# start of Records for the task

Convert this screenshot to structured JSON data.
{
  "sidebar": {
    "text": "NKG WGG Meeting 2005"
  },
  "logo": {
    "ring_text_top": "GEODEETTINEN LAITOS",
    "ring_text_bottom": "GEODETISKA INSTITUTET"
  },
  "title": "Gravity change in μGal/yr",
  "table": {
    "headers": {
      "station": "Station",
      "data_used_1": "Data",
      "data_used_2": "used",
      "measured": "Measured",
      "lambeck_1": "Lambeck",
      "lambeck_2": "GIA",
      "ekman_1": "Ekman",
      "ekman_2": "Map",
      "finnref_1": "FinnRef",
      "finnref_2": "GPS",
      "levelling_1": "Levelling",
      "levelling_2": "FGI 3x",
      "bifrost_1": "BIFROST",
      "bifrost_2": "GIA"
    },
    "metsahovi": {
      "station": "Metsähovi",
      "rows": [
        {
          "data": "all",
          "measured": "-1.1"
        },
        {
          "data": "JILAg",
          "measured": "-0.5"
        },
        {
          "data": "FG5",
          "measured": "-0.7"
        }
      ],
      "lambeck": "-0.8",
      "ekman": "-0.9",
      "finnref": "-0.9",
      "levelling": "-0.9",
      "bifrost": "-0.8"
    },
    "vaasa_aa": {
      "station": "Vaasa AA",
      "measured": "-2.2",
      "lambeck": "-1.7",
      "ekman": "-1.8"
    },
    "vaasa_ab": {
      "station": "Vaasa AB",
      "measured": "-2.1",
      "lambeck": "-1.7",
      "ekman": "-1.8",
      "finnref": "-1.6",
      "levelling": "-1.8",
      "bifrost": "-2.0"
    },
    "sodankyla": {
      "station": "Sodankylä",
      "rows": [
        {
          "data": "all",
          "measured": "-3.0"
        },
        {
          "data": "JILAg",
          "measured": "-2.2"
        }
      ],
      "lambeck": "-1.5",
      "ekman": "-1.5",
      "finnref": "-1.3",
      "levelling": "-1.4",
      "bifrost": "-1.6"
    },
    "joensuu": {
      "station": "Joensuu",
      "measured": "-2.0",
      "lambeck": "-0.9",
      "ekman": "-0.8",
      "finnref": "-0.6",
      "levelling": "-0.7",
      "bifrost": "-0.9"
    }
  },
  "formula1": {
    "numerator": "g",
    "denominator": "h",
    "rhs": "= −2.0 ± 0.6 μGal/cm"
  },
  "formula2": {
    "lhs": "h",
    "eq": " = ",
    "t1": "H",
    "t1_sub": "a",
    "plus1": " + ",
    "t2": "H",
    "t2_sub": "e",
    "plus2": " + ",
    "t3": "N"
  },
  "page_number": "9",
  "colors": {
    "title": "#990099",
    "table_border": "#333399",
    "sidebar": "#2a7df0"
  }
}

# end of Records for the task

▶ Work instructions
Write the material out exactly, with nothing left out.

▶ Problem solution
Convert this screenshot to structured JSON data.
{
  "sidebar": {
    "text": "NKG WGG Meeting 2005"
  },
  "logo": {
    "ring_text_top": "GEODEETTINEN LAITOS",
    "ring_text_bottom": "GEODETISKA INSTITUTET"
  },
  "title": "Gravity change in μGal/yr",
  "table": {
    "headers": {
      "station": "Station",
      "data_used_1": "Data",
      "data_used_2": "used",
      "measured": "Measured",
      "lambeck_1": "Lambeck",
      "lambeck_2": "GIA",
      "ekman_1": "Ekman",
      "ekman_2": "Map",
      "finnref_1": "FinnRef",
      "finnref_2": "GPS",
      "levelling_1": "Levelling",
      "levelling_2": "FGI 3x",
      "bifrost_1": "BIFROST",
      "bifrost_2": "GIA"
    },
    "metsahovi": {
      "station": "Metsähovi",
      "rows": [
        {
          "data": "all",
          "measured": "-1.1"
        },
        {
          "data": "JILAg",
          "measured": "-0.5"
        },
        {
          "data": "FG5",
          "measured": "-0.7"
        }
      ],
      "lambeck": "-0.8",
      "ekman": "-0.9",
      "finnref": "-0.9",
      "levelling": "-0.9",
      "bifrost": "-0.8"
    },
    "vaasa_aa": {
      "station": "Vaasa AA",
      "measured": "-2.2",
      "lambeck": "-1.7",
      "ekman": "-1.8"
    },
    "vaasa_ab": {
      "station": "Vaasa AB",
      "measured": "-2.1",
      "lambeck": "-1.7",
      "ekman": "-1.8",
      "finnref": "-1.6",
      "levelling": "-1.8",
      "bifrost": "-2.0"
    },
    "sodankyla": {
      "station": "Sodankylä",
      "rows": [
        {
          "data": "all",
          "measured": "-3.0"
        },
        {
          "data": "JILAg",
          "measured": "-2.2"
        }
      ],
      "lambeck": "-1.5",
      "ekman": "-1.5",
      "finnref": "-1.3",
      "levelling": "-1.4",
      "bifrost": "-1.6"
    },
    "joensuu": {
      "station": "Joensuu",
      "measured": "-2.0",
      "lambeck": "-0.9",
      "ekman": "-0.8",
      "finnref": "-0.6",
      "levelling": "-0.7",
      "bifrost": "-0.9"
    }
  },
  "formula1": {
    "numerator": "g",
    "denominator": "h",
    "rhs": "= −2.0 ± 0.6 μGal/cm"
  },
  "formula2": {
    "lhs": "h",
    "eq": " = ",
    "t1": "H",
    "t1_sub": "a",
    "plus1": " + ",
    "t2": "H",
    "t2_sub": "e",
    "plus2": " + ",
    "t3": "N"
  },
  "page_number": "9",
  "colors": {
    "title": "#990099",
    "table_border": "#333399",
    "sidebar": "#2a7df0"
  }
}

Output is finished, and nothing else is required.